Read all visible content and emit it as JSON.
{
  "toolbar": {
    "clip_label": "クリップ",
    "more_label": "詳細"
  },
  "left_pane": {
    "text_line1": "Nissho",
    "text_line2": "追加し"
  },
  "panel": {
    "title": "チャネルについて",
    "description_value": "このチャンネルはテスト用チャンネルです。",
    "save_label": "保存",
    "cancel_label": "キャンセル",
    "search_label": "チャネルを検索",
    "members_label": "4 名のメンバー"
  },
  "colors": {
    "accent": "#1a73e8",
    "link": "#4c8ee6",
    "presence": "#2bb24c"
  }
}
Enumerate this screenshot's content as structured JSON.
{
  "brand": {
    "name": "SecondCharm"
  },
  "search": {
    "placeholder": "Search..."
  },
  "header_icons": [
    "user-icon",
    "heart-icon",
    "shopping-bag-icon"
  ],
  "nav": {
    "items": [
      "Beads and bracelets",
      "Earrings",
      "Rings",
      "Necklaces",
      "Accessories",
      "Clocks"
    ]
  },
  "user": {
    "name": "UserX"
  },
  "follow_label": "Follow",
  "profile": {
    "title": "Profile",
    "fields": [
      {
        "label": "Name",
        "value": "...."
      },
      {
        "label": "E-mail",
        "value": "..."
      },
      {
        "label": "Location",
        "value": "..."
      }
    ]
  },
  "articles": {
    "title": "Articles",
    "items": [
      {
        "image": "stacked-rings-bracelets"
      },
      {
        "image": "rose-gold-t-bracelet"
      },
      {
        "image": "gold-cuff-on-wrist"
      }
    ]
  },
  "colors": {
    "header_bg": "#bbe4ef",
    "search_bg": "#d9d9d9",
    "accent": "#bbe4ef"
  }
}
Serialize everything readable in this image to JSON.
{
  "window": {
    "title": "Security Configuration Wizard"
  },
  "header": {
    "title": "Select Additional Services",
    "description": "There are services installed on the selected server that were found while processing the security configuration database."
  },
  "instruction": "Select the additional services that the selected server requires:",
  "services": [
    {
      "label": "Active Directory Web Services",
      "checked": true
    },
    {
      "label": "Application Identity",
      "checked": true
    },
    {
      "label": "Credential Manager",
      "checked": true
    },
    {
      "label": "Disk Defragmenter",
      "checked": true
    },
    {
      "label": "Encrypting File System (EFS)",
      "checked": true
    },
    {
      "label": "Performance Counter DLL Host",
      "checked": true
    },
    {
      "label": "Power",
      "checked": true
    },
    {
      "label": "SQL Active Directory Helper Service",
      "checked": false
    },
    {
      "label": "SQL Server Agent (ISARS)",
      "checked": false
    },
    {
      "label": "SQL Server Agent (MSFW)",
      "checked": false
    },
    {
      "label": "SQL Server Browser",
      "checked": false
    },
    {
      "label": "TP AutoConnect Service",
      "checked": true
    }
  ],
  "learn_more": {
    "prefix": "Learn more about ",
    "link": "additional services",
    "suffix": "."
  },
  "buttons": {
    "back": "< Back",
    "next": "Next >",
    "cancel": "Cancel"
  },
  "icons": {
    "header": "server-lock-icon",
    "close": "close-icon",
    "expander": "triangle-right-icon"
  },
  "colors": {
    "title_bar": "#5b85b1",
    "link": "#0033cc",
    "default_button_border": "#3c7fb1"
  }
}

• • • •

**EXERCISE INSTRUCTIONS**:
Check every line in the material above for the string "selected", then give only the number of lines that have it.

**EXERCISE ANSWER**:
2